Given task:
Filter the entries below, keeping only lines with the word "label".
# START OF Data to process
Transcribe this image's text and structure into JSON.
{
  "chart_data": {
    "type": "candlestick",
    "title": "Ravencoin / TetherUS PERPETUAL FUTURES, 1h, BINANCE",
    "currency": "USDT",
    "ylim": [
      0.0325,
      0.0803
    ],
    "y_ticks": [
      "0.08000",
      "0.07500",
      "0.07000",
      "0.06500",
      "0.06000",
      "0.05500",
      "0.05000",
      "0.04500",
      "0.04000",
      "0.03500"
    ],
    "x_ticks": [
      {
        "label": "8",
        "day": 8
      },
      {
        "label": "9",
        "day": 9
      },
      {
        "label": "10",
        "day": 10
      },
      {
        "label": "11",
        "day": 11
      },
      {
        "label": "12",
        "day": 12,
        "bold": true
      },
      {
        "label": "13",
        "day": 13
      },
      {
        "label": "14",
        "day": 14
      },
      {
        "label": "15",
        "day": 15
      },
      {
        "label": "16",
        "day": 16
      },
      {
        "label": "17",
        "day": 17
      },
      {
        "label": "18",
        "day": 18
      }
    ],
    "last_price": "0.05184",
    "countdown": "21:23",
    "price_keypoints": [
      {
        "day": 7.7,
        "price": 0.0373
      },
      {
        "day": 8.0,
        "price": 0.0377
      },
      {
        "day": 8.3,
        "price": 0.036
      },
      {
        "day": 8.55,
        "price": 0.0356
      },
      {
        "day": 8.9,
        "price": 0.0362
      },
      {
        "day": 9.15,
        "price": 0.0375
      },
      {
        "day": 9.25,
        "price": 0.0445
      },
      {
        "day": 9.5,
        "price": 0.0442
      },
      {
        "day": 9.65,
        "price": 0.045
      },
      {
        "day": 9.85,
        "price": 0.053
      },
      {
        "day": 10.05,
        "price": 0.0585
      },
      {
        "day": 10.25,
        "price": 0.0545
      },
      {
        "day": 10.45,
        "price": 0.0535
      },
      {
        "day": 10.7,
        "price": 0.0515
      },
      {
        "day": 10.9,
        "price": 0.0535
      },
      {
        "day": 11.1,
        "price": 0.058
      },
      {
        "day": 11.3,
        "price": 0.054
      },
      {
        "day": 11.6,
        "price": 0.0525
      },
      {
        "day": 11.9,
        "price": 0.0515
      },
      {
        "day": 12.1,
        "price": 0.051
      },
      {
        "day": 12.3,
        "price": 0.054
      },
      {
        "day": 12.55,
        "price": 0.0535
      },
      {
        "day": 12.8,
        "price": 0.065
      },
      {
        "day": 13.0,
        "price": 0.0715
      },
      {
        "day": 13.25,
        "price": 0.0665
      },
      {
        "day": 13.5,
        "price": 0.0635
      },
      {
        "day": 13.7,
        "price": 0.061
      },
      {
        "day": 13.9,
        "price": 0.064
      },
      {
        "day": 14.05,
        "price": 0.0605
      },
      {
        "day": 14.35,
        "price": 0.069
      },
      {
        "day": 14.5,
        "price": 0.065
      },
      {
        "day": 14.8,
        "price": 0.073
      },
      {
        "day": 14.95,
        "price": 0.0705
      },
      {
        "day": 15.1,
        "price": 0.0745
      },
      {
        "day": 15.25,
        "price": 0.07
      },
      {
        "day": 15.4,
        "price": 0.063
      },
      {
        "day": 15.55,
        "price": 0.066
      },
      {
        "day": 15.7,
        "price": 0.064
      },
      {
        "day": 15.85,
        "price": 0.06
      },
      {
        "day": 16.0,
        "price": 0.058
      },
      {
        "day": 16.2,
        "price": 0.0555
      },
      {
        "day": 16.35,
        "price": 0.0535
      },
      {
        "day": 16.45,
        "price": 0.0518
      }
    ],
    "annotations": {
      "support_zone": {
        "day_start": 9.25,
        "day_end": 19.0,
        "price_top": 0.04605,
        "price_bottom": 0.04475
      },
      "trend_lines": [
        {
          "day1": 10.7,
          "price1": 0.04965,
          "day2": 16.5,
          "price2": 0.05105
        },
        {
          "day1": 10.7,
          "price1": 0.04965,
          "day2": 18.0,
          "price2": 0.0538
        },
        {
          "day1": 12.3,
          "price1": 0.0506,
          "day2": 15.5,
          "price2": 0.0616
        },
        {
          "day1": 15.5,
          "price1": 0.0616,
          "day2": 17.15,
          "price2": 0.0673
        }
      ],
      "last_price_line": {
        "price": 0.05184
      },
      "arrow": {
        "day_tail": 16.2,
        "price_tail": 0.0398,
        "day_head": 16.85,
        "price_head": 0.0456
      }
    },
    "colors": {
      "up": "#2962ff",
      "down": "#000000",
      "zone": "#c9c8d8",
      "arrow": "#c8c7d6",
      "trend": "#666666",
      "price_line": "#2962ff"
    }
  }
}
# END OF Data to process
Task result:
        "label": "8",
        "label": "9",
        "label": "10",
        "label": "11",
        "label": "12",
        "label": "13",
        "label": "14",
        "label": "15",
        "label": "16",
        "label": "17",
        "label": "18",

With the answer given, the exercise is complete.